→ **Stated task**:
Select the lines that contain "本题是单类型单项选择题" and copy each of them.

Items from a dataset:
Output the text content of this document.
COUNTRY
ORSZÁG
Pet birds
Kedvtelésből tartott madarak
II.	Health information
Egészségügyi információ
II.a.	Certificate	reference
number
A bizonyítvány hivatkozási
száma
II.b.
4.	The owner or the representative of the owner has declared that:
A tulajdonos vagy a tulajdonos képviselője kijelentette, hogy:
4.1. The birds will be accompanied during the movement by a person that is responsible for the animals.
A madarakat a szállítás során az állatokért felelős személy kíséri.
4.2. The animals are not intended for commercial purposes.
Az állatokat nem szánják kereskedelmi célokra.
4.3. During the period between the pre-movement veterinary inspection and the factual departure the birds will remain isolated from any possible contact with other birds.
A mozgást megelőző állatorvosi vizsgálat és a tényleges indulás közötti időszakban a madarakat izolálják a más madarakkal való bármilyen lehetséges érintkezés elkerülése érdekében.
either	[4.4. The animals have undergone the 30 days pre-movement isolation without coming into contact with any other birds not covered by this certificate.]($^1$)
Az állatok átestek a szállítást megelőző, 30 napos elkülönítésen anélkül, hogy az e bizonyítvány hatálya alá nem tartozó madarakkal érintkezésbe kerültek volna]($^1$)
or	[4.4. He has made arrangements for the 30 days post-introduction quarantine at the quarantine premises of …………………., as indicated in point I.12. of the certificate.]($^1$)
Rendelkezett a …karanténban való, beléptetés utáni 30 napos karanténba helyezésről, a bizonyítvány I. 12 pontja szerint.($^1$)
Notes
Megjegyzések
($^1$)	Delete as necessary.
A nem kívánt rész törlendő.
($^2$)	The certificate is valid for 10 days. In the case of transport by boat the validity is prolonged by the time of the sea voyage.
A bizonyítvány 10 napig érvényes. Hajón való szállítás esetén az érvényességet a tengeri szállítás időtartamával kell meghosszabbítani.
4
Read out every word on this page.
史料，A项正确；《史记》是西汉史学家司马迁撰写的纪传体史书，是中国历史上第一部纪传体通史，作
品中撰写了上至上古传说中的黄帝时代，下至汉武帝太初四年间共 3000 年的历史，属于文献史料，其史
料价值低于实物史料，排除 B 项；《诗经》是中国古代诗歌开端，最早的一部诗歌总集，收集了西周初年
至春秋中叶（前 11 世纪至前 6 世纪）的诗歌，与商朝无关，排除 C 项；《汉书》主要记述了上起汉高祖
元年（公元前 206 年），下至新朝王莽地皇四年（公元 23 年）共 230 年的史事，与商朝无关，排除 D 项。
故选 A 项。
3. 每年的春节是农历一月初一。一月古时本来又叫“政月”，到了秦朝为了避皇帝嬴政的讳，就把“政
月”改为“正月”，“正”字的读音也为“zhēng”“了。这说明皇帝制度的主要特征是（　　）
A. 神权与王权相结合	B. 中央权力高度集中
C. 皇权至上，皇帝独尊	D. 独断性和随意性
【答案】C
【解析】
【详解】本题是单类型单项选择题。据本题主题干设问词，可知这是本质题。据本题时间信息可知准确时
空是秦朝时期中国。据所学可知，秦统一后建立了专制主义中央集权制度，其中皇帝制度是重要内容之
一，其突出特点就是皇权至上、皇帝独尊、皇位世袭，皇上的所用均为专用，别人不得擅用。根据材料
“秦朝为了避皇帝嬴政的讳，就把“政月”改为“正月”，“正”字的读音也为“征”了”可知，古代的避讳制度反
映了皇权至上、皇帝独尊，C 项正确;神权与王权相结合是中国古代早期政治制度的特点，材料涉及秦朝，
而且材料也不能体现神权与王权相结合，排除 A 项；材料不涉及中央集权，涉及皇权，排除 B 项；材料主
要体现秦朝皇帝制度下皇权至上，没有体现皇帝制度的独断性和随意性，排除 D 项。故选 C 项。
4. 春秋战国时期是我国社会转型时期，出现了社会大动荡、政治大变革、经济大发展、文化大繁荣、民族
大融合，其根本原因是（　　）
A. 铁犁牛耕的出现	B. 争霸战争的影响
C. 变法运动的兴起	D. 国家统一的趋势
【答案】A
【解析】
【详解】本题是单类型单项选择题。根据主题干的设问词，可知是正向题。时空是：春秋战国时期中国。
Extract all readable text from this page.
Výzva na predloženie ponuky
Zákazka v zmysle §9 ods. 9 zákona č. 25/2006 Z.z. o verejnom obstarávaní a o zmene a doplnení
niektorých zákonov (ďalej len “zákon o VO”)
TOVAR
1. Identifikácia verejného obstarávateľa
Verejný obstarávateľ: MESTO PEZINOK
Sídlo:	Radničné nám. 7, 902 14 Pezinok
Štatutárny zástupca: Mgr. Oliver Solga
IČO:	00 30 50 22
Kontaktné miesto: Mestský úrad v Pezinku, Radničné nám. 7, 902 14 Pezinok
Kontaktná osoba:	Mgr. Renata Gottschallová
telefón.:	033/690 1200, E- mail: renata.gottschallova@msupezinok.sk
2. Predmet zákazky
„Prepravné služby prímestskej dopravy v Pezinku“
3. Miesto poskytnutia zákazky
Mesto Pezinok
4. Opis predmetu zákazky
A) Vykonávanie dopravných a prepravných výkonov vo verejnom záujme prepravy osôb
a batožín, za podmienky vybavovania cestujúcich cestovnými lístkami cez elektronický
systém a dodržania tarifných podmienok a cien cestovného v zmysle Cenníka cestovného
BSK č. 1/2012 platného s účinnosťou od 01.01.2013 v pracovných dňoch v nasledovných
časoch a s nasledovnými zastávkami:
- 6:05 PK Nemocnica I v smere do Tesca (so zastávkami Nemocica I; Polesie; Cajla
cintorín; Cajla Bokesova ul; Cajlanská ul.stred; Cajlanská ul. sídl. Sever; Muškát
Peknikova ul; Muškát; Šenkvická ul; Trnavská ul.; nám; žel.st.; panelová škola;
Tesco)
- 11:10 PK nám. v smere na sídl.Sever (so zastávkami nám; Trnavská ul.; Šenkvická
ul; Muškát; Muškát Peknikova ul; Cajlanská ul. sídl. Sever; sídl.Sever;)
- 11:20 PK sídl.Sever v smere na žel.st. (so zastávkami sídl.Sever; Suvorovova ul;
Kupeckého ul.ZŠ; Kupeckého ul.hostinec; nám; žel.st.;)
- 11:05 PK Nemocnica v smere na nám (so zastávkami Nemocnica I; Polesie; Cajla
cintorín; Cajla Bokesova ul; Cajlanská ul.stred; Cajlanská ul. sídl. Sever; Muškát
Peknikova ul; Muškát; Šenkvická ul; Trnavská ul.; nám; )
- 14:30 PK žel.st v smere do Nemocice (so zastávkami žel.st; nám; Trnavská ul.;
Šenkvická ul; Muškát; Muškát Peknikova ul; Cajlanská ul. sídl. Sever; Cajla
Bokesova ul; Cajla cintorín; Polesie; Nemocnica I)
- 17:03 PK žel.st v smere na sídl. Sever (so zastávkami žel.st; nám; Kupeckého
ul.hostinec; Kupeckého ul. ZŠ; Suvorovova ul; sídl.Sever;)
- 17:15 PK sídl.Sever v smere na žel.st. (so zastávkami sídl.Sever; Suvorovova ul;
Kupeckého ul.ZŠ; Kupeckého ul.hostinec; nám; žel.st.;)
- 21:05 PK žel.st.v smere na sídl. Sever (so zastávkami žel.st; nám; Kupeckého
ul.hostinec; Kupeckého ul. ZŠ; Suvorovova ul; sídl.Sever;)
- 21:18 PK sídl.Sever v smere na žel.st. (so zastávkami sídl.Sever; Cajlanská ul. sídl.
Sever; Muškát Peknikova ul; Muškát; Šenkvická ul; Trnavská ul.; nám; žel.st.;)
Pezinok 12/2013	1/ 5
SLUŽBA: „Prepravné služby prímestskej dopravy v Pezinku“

→ **Task solution**:
【详解】本题是单类型单项选择题。据本题主题干设问词，可知这是本质题。据本题时间信息可知准确时
【详解】本题是单类型单项选择题。根据主题干的设问词，可知是正向题。时空是：春秋战国时期中国。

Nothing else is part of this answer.